WHAT YOU ARE ASKED TO DO:
Go through the listing and pick out each line with the word "this" in it.
┌─ RECORDS FOR PROCESSING
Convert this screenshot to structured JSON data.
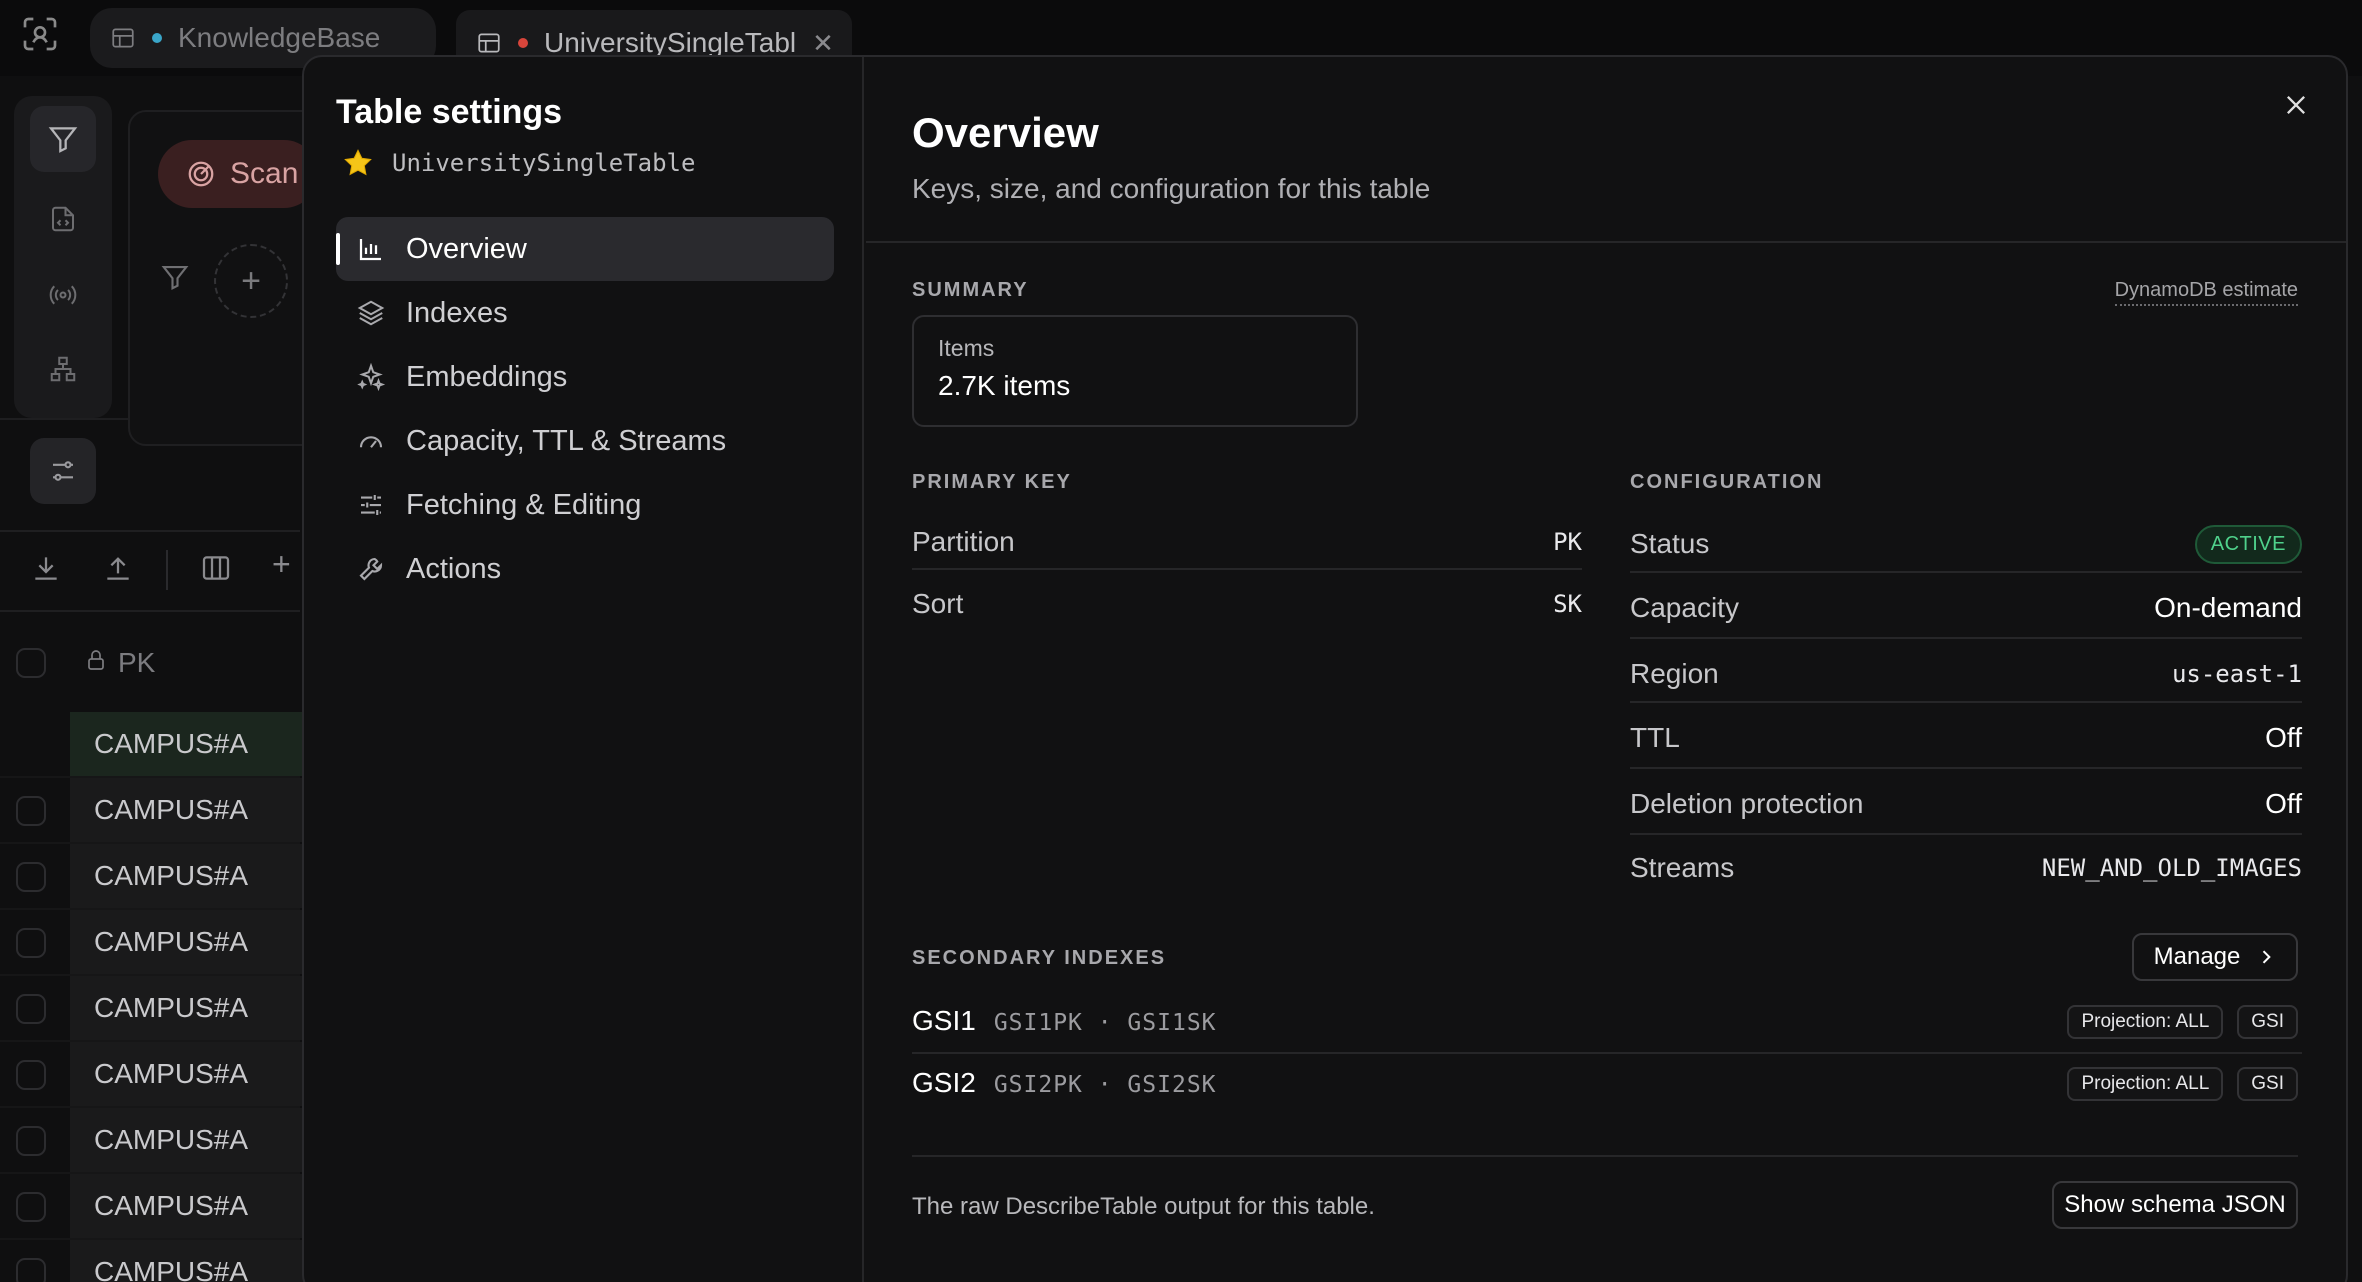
{
  "tabs": [
    {
      "label": "KnowledgeBase",
      "dot_color": "#3aa6c9"
    },
    {
      "label": "UniversitySingleTabl",
      "dot_color": "#d8453b"
    }
  ],
  "background": {
    "scan_label": "Scan",
    "pk_header": "PK",
    "rows": [
      "CAMPUS#A",
      "CAMPUS#A",
      "CAMPUS#A",
      "CAMPUS#A",
      "CAMPUS#A",
      "CAMPUS#A",
      "CAMPUS#A",
      "CAMPUS#A",
      "CAMPUS#A"
    ]
  },
  "sidebar": {
    "title": "Table settings",
    "table_name": "UniversitySingleTable",
    "items": [
      {
        "label": "Overview",
        "icon": "bar-chart-icon",
        "active": true
      },
      {
        "label": "Indexes",
        "icon": "layers-icon"
      },
      {
        "label": "Embeddings",
        "icon": "sparkles-icon"
      },
      {
        "label": "Capacity, TTL & Streams",
        "icon": "gauge-icon"
      },
      {
        "label": "Fetching & Editing",
        "icon": "sliders-icon"
      },
      {
        "label": "Actions",
        "icon": "wrench-icon"
      }
    ]
  },
  "overview": {
    "title": "Overview",
    "subtitle": "Keys, size, and configuration for this table",
    "summary_label": "SUMMARY",
    "estimate_label": "DynamoDB estimate",
    "items_label": "Items",
    "items_value": "2.7K items",
    "primary_key": {
      "label": "PRIMARY KEY",
      "partition_label": "Partition",
      "partition_value": "PK",
      "sort_label": "Sort",
      "sort_value": "SK"
    },
    "configuration": {
      "label": "CONFIGURATION",
      "status_label": "Status",
      "status_value": "ACTIVE",
      "capacity_label": "Capacity",
      "capacity_value": "On-demand",
      "region_label": "Region",
      "region_value": "us-east-1",
      "ttl_label": "TTL",
      "ttl_value": "Off",
      "deletion_label": "Deletion protection",
      "deletion_value": "Off",
      "streams_label": "Streams",
      "streams_value": "NEW_AND_OLD_IMAGES"
    },
    "secondary": {
      "label": "SECONDARY INDEXES",
      "manage_label": "Manage",
      "indexes": [
        {
          "name": "GSI1",
          "keys": "GSI1PK · GSI1SK",
          "projection": "Projection: ALL",
          "type": "GSI"
        },
        {
          "name": "GSI2",
          "keys": "GSI2PK · GSI2SK",
          "projection": "Projection: ALL",
          "type": "GSI"
        }
      ]
    },
    "footer_text": "The raw DescribeTable output for this table.",
    "schema_button": "Show schema JSON"
  },
  "colors": {
    "active_badge": "#4fd18b",
    "background": "#0f0f10",
    "modal": "#111112"
  }
}
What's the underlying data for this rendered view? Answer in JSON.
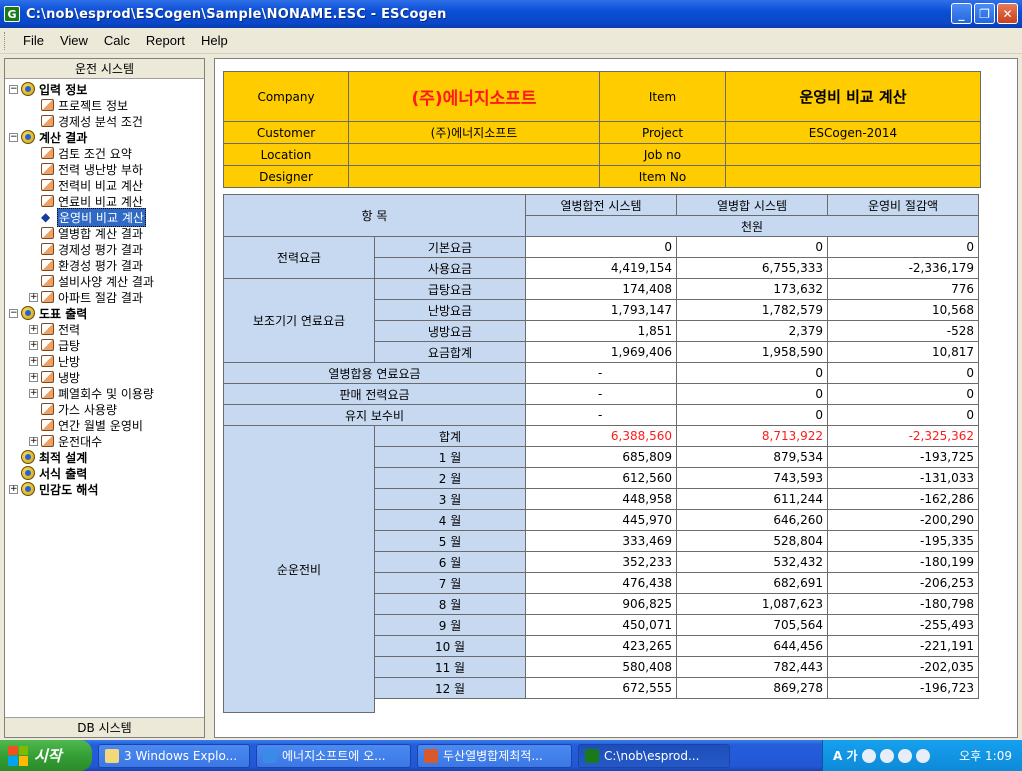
└─
FINAL RESULT:
Convert this screenshot to structured JSON data.
    "subtitle": "Keys, size, and configuration for this table",
    "footer_text": "The raw DescribeTable output for this table.",
What's the underlying data for this rendered view? Answer in JSON.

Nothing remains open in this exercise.